• PROVIDED RECORDS:
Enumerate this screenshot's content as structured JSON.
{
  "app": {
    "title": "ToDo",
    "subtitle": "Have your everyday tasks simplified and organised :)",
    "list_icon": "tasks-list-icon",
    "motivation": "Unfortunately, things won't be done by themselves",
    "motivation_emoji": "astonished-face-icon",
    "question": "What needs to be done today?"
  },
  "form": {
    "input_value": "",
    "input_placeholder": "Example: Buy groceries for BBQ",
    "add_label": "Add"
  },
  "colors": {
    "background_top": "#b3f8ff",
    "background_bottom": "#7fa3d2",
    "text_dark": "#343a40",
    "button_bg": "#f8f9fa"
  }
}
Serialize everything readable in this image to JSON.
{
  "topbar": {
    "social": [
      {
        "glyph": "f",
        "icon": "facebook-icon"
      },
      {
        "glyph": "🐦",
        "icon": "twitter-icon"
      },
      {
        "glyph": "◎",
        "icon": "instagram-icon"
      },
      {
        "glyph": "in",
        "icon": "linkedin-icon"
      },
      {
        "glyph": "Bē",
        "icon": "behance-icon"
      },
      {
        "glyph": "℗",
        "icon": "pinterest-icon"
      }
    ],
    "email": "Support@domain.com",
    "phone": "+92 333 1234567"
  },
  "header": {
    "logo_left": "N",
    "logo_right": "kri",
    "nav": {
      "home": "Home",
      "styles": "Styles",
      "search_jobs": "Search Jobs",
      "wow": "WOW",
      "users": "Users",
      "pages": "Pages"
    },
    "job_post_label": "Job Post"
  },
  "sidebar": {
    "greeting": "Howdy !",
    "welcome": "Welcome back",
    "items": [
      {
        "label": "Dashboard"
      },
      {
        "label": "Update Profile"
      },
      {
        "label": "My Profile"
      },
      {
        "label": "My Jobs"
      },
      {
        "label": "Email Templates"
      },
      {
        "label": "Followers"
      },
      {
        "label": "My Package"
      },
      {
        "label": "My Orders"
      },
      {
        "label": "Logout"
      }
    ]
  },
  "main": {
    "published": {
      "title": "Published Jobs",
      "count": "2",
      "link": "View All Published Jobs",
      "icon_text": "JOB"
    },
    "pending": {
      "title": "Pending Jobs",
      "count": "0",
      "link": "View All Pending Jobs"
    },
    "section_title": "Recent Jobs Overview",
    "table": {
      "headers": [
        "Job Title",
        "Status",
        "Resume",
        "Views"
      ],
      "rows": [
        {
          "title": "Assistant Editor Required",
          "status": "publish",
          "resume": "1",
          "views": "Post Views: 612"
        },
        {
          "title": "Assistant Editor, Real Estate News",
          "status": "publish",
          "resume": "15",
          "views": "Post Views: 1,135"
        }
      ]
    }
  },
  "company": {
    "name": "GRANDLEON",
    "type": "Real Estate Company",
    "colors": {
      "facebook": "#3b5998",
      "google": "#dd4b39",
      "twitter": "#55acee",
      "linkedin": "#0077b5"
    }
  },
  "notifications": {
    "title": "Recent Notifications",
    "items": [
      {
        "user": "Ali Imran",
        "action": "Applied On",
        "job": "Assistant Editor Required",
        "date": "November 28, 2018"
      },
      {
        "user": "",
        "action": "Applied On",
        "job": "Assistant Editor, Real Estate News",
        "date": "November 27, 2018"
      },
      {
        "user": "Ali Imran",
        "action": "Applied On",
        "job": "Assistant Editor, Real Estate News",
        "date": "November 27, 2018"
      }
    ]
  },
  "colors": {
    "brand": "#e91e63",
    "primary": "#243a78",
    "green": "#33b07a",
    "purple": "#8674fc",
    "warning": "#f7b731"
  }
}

• EXERCISE TASK:
Every record should be given again exactly.

• ANSWER IN FULL:
Enumerate this screenshot's content as structured JSON.
{
  "app": {
    "title": "ToDo",
    "subtitle": "Have your everyday tasks simplified and organised :)",
    "list_icon": "tasks-list-icon",
    "motivation": "Unfortunately, things won't be done by themselves",
    "motivation_emoji": "astonished-face-icon",
    "question": "What needs to be done today?"
  },
  "form": {
    "input_value": "",
    "input_placeholder": "Example: Buy groceries for BBQ",
    "add_label": "Add"
  },
  "colors": {
    "background_top": "#b3f8ff",
    "background_bottom": "#7fa3d2",
    "text_dark": "#343a40",
    "button_bg": "#f8f9fa"
  }
}
Serialize everything readable in this image to JSON.
{
  "topbar": {
    "social": [
      {
        "glyph": "f",
        "icon": "facebook-icon"
      },
      {
        "glyph": "🐦",
        "icon": "twitter-icon"
      },
      {
        "glyph": "◎",
        "icon": "instagram-icon"
      },
      {
        "glyph": "in",
        "icon": "linkedin-icon"
      },
      {
        "glyph": "Bē",
        "icon": "behance-icon"
      },
      {
        "glyph": "℗",
        "icon": "pinterest-icon"
      }
    ],
    "email": "Support@domain.com",
    "phone": "+92 333 1234567"
  },
  "header": {
    "logo_left": "N",
    "logo_right": "kri",
    "nav": {
      "home": "Home",
      "styles": "Styles",
      "search_jobs": "Search Jobs",
      "wow": "WOW",
      "users": "Users",
      "pages": "Pages"
    },
    "job_post_label": "Job Post"
  },
  "sidebar": {
    "greeting": "Howdy !",
    "welcome": "Welcome back",
    "items": [
      {
        "label": "Dashboard"
      },
      {
        "label": "Update Profile"
      },
      {
        "label": "My Profile"
      },
      {
        "label": "My Jobs"
      },
      {
        "label": "Email Templates"
      },
      {
        "label": "Followers"
      },
      {
        "label": "My Package"
      },
      {
        "label": "My Orders"
      },
      {
        "label": "Logout"
      }
    ]
  },
  "main": {
    "published": {
      "title": "Published Jobs",
      "count": "2",
      "link": "View All Published Jobs",
      "icon_text": "JOB"
    },
    "pending": {
      "title": "Pending Jobs",
      "count": "0",
      "link": "View All Pending Jobs"
    },
    "section_title": "Recent Jobs Overview",
    "table": {
      "headers": [
        "Job Title",
        "Status",
        "Resume",
        "Views"
      ],
      "rows": [
        {
          "title": "Assistant Editor Required",
          "status": "publish",
          "resume": "1",
          "views": "Post Views: 612"
        },
        {
          "title": "Assistant Editor, Real Estate News",
          "status": "publish",
          "resume": "15",
          "views": "Post Views: 1,135"
        }
      ]
    }
  },
  "company": {
    "name": "GRANDLEON",
    "type": "Real Estate Company",
    "colors": {
      "facebook": "#3b5998",
      "google": "#dd4b39",
      "twitter": "#55acee",
      "linkedin": "#0077b5"
    }
  },
  "notifications": {
    "title": "Recent Notifications",
    "items": [
      {
        "user": "Ali Imran",
        "action": "Applied On",
        "job": "Assistant Editor Required",
        "date": "November 28, 2018"
      },
      {
        "user": "",
        "action": "Applied On",
        "job": "Assistant Editor, Real Estate News",
        "date": "November 27, 2018"
      },
      {
        "user": "Ali Imran",
        "action": "Applied On",
        "job": "Assistant Editor, Real Estate News",
        "date": "November 27, 2018"
      }
    ]
  },
  "colors": {
    "brand": "#e91e63",
    "primary": "#243a78",
    "green": "#33b07a",
    "purple": "#8674fc",
    "warning": "#f7b731"
  }
}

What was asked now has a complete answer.